_Consegna_. In base al testo del documento, spiega perché chi scrive non considerava Giorgione una semplice leggenda.

Ma, tornando allo Sherwood, ho ancora due immagini vividamente stampate nella mente. La prima è la microconversazione avuta con Giorgione del Mastro Titta di Roma. Non lo consideravo una semplice leggenda solo perché l'avevo già visto dal vivo a Rimini in qualche Pianeta Birra, ma incontrarlo è stato quanto meno scombussolante. E poi sentire Nino quasi commosso dall'affetto dimostratogli da tutti i presenti con la loro presenza (questo è un passaggio stilisticamente fantastico...). Una persona come lui è più preziosa per la birra artigianale italiana di quanto potrebbe sembrare. E così, dopo un giorno di decantazione, ecco due idee "brillanti" post Sherwood che mi sono venute in testa. La prima è quella di creare la nazionale di rugby della birra artigianale italiana. Con Giorgione, Claudio Cerullo e Riccardino Franzosi abbiamo già un bel pacchetto di mischia. Poi diamo la palla a Giovanni Campari, che mi sembra quello più in forma, e speriamo bene. Tutti gli altri a dare man forte come possono. La seconda idea è invece quella di convocare una sorta di "Stati Generali" della birra artigianale italiana, una volta l'anno, allo Sherwood (c'è pure il parcheggio!). Si beve, e quello mi pare scontato, si mangia il risotto perfetto che ho forchettato prima di andare via (complimenti allo chef) e si discute in commissioni suddivise per argomento (produzione, distribuzione, comunicazione, affari economici...). Credo che una due giorni così potrebbe valere più di qualunque Rimini. E allora... lunga vita allo Sherwood e a Nino!

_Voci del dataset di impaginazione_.
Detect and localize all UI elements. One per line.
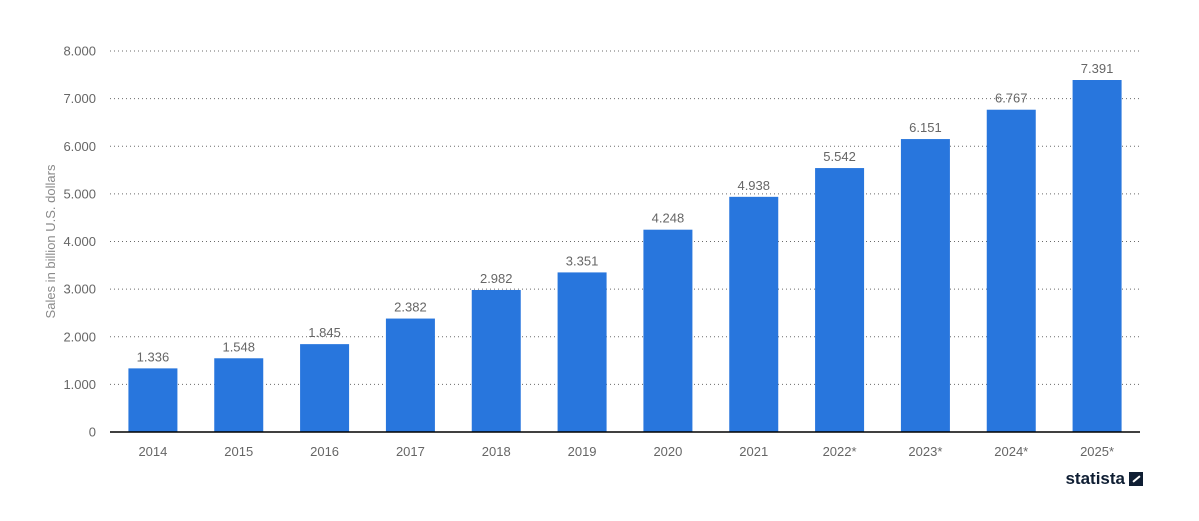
- x-tick-label: 2021: [739, 444, 768, 459]
- y-tick-label: 6.000: [63, 139, 96, 154]
- y-tick-label: 2.000: [63, 329, 96, 344]
- y-tick-label: 7.000: [63, 91, 96, 106]
- data-label: 6.767: [995, 91, 1028, 106]
- data-label: 4.248: [652, 211, 685, 226]
- y-tick-label: 0: [89, 425, 96, 440]
- bar: [643, 229, 693, 432]
- data-label: 6.151: [909, 120, 942, 135]
- bar: [815, 168, 865, 432]
- data-label: 1.845: [308, 325, 341, 340]
- statista-logo: statista: [1065, 469, 1143, 489]
- bar: [471, 289, 521, 432]
- x-tick-label: 2017: [396, 444, 425, 459]
- x-tick-label: 2014: [138, 444, 167, 459]
- statista-logo-icon: [1129, 472, 1143, 486]
- x-tick-label: 2019: [568, 444, 597, 459]
- y-axis-label: Sales in billion U.S. dollars: [43, 164, 58, 318]
- y-tick-label: 8.000: [63, 44, 96, 59]
- bar: [128, 368, 178, 432]
- data-label: 1.548: [222, 339, 255, 354]
- x-axis-ticks: 2014 2015 2016 2017 2018 2019 2020 2021 2022* 202…: [138, 444, 1114, 459]
- y-tick-label: 1.000: [63, 377, 96, 392]
- x-tick-label: 2023*: [908, 444, 942, 459]
- data-label: 7.391: [1081, 61, 1114, 76]
- y-tick-label: 5.000: [63, 186, 96, 201]
- data-label: 2.982: [480, 271, 513, 286]
- data-label: 5.542: [823, 149, 856, 164]
- bars: [128, 80, 1122, 433]
- bar: [385, 318, 435, 432]
- bar: [729, 196, 779, 432]
- bar: [214, 358, 264, 432]
- data-labels: 1.336 1.548 1.845 2.382 2.982 3.351 4.248 4.938…: [137, 61, 1114, 364]
- y-tick-label: 4.000: [63, 234, 96, 249]
- x-tick-label: 2022*: [823, 444, 857, 459]
- data-label: 4.938: [737, 178, 770, 193]
- y-axis-ticks: 0 1.000 2.000 3.000 4.000 5.000 6.000 7.000 8.00…: [63, 44, 96, 440]
- data-label: 1.336: [137, 349, 170, 364]
- bar: [986, 109, 1036, 433]
- x-tick-label: 2016: [310, 444, 339, 459]
- x-tick-label: 2024*: [994, 444, 1028, 459]
- logo-text: statista: [1065, 469, 1125, 488]
- x-tick-label: 2018: [482, 444, 511, 459]
- x-tick-label: 2015: [224, 444, 253, 459]
- bar: [1072, 80, 1122, 432]
- gridlines: [110, 50, 1140, 385]
- bar: [900, 139, 950, 432]
- x-tick-label: 2020: [653, 444, 682, 459]
- bar: [300, 344, 350, 432]
- data-label: 2.382: [394, 300, 427, 315]
- bar: [557, 272, 607, 432]
- x-tick-label: 2025*: [1080, 444, 1114, 459]
- y-tick-label: 3.000: [63, 282, 96, 297]
- data-label: 3.351: [566, 253, 599, 268]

_Risultato_. Chi scrive non considerava Giorgione una semplice leggenda perché l'aveva già visto dal vivo a Rimini in qualche Pianeta Birra.